WHAT YOU WILL DO |
• A. In the money mindset piece, how much money has a $10 starting amount grown to by day ten?
• B. Retype the records word for word, starting with their first line and ending with the line that contains "candle-body[interactable] [821,132,830,142]", including that line.

>> Start TEXT SHOWN

Personal Finance / opinion
Lynda Moore has a fun imaginative holiday exercise, one that will tell a lot about how you feel about earning, spending, and holding money
imagine spending

You have survived Christmas Day and boxing day.  Now it’s those odd days in the middle while we wait for New Year.  They feel weird don’t they, what do you do with them? If you like the English comedian Michael McIntrye, he has a very funny story about the days between Christmas and New Year.

Anyway, I digress.  I thought to help you fill in the time, I would share a fun exercise with you.

Have you ever wondered what your true money mindset looks like, not the version you tell yourself you have, but the one quietly driving your decisions when no one’s watching?

Here’s a simple, imaginative exercise I use with clients. It’s fun, a little revealing, and shows a surprising amount about how you feel about earning, spending, and holding money.

The exercise

Pick any starting amount—it could be $1, $10, $50, $100—whatever feels right. Your challenge is to spend it all in a single day. Tomorrow, the amount doubles, and you spend it all again. The next day, it doubles again. And you keep going for as long as you can. Just a caveat here, you need to spend the money, not give it away. The day you give it away, is the end of the game for you.

The question is: at what point does your brain throw up its hands and say, “I can’t do this anymore—this feels impossible”? That moment is your personal stopping point, and it reveals your real money mindset. And here’s the kicker… it’s rarely about the money itself.

Why this works

Your money mindset isn’t about how much you earn. It’s about how safe, capable, and deserving you feel when money moves through your life. This exercise forces you to imagine receiving more money than you usually handle and doing something most people feel uncomfortable with: spending it freely and without restriction.

That discomfort often surfaces as thoughts like, “That’s too much money,” “I shouldn’t spend this much,” or “What if I run out?” The rules of the exercise make running out impossible, but your brain doesn’t care about rules. It’s tuned into safety, familiarity, and identity. That’s where the insights come in.

Where most people stop

Many people start small. maybe $10. Day one feels harmless. By day ten, that’s $5,120, and suddenly, the wheels come off. Thoughts like “I can’t justify this,” “This feels wasteful,” or “Who do I think I am?” start creeping in.

Notice a pattern? It’s not about the math. It’s about your money mindset. One of the most common money blocks I see is this: your comfort with spending reflects your comfort with receiving. If spending $5,000 in a day feels “wrong,” receiving $5,000 easily will feel “wrong” too—even if you say you want it.

What your stopping point reveals

Your stopping point tells you a lot about your money personality. It shows your upper limit—the invisible ceiling of what feels like “enough” or “too much.” It shows your safety threshold—what triggers fear when spending or receiving. It shows your money identity—if you’ve always seen yourself as someone who doesn’t need much, spending or receiving large sums can feel like pretending to be someone else. And it shows your comfort with expansion—how far your nervous system can stretch before overwhelm sets in.

>> End TEXT SHOWN
>> Start RECORDS TO USE

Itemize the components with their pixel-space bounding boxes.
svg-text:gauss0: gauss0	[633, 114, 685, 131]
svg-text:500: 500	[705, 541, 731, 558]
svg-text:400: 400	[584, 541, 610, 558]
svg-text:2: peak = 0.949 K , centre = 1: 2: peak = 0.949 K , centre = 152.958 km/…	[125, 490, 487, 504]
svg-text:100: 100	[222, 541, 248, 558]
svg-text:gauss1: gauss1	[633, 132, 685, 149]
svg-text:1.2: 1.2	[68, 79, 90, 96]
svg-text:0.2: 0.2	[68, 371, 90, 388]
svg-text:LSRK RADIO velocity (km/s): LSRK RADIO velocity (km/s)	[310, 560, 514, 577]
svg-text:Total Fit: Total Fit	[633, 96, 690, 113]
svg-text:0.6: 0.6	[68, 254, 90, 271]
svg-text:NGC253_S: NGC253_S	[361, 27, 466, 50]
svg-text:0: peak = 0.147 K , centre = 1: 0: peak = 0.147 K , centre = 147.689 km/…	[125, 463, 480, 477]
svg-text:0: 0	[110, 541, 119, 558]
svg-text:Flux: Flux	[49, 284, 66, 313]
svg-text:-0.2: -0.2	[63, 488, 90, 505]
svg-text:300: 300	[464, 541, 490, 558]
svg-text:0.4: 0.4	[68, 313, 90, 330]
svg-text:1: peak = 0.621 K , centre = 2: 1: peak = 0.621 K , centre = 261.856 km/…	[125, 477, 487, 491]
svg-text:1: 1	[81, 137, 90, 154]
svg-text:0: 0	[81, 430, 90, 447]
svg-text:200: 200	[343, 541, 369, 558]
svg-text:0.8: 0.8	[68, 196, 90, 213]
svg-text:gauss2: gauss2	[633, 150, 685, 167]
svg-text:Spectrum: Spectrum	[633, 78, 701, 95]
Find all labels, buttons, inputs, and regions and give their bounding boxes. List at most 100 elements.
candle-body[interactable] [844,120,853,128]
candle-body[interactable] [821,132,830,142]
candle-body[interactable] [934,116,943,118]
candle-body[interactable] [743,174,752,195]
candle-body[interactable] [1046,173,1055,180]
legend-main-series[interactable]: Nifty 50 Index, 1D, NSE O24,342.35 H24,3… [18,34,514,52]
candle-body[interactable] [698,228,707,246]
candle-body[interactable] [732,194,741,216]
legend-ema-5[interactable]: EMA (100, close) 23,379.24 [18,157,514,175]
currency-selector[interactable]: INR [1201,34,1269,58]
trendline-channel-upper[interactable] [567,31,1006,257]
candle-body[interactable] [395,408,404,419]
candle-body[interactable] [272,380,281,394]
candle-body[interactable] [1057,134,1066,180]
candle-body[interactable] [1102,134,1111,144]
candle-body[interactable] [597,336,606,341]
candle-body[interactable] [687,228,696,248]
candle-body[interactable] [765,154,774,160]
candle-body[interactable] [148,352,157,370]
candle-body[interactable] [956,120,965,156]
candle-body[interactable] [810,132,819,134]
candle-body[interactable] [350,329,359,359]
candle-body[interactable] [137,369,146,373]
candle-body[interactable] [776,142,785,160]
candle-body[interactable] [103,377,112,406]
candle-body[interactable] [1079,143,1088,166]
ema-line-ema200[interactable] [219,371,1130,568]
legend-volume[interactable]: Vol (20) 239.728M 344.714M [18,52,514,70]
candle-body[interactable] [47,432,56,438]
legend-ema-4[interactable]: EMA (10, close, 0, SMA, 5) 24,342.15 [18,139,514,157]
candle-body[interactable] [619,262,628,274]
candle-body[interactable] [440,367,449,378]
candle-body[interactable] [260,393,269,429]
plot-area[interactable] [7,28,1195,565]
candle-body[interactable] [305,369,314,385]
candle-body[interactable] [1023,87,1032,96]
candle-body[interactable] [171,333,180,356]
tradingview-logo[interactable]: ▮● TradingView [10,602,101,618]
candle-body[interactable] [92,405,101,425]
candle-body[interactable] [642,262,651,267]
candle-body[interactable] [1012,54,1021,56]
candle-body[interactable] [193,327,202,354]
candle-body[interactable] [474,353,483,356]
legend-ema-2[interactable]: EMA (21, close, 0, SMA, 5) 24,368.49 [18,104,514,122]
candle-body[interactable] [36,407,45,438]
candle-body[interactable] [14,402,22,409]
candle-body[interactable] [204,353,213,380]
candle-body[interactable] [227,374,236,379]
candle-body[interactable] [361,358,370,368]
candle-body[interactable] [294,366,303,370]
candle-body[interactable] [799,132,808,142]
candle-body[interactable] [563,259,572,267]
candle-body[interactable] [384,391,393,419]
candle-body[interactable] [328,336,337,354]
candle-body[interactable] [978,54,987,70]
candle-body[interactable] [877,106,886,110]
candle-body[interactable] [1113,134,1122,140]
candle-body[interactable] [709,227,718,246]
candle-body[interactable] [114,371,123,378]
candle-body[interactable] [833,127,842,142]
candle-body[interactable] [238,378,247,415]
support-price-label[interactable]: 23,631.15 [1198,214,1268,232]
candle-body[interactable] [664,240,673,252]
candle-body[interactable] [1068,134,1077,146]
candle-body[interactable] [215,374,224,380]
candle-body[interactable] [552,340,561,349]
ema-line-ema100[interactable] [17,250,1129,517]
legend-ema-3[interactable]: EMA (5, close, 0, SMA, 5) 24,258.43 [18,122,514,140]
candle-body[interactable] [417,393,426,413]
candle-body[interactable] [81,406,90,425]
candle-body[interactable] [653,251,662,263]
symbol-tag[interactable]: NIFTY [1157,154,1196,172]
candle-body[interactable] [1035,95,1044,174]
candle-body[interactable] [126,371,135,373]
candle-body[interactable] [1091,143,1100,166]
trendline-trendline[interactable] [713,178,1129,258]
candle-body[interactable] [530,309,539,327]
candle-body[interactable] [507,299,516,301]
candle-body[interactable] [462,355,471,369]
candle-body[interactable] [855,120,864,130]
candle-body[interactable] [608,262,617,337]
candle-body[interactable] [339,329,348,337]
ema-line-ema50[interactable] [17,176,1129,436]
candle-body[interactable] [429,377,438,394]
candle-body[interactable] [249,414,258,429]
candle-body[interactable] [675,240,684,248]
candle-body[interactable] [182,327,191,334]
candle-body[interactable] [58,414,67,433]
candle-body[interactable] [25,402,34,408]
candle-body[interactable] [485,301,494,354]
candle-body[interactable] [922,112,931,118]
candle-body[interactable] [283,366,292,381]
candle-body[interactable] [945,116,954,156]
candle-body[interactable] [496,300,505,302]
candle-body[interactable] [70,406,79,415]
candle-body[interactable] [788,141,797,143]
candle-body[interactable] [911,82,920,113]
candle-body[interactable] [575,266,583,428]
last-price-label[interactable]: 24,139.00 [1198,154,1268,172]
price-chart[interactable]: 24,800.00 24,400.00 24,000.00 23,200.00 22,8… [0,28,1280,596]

>> End RECORDS TO USE

EXPECTED RESULTS |
• A. $5,120

• B.
Itemize the components with their pixel-space bounding boxes.
svg-text:gauss0: gauss0	[633, 114, 685, 131]
svg-text:500: 500	[705, 541, 731, 558]
svg-text:400: 400	[584, 541, 610, 558]
svg-text:2: peak = 0.949 K , centre = 1: 2: peak = 0.949 K , centre = 152.958 km/…	[125, 490, 487, 504]
svg-text:100: 100	[222, 541, 248, 558]
svg-text:gauss1: gauss1	[633, 132, 685, 149]
svg-text:1.2: 1.2	[68, 79, 90, 96]
svg-text:0.2: 0.2	[68, 371, 90, 388]
svg-text:LSRK RADIO velocity (km/s): LSRK RADIO velocity (km/s)	[310, 560, 514, 577]
svg-text:Total Fit: Total Fit	[633, 96, 690, 113]
svg-text:0.6: 0.6	[68, 254, 90, 271]
svg-text:NGC253_S: NGC253_S	[361, 27, 466, 50]
svg-text:0: peak = 0.147 K , centre = 1: 0: peak = 0.147 K , centre = 147.689 km/…	[125, 463, 480, 477]
svg-text:0: 0	[110, 541, 119, 558]
svg-text:Flux: Flux	[49, 284, 66, 313]
svg-text:-0.2: -0.2	[63, 488, 90, 505]
svg-text:300: 300	[464, 541, 490, 558]
svg-text:0.4: 0.4	[68, 313, 90, 330]
svg-text:1: peak = 0.621 K , centre = 2: 1: peak = 0.621 K , centre = 261.856 km/…	[125, 477, 487, 491]
svg-text:1: 1	[81, 137, 90, 154]
svg-text:0: 0	[81, 430, 90, 447]
svg-text:200: 200	[343, 541, 369, 558]
svg-text:0.8: 0.8	[68, 196, 90, 213]
svg-text:gauss2: gauss2	[633, 150, 685, 167]
svg-text:Spectrum: Spectrum	[633, 78, 701, 95]
Find all labels, buttons, inputs, and regions and give their bounding boxes. List at most 100 elements.
candle-body[interactable] [844,120,853,128]
candle-body[interactable] [821,132,830,142]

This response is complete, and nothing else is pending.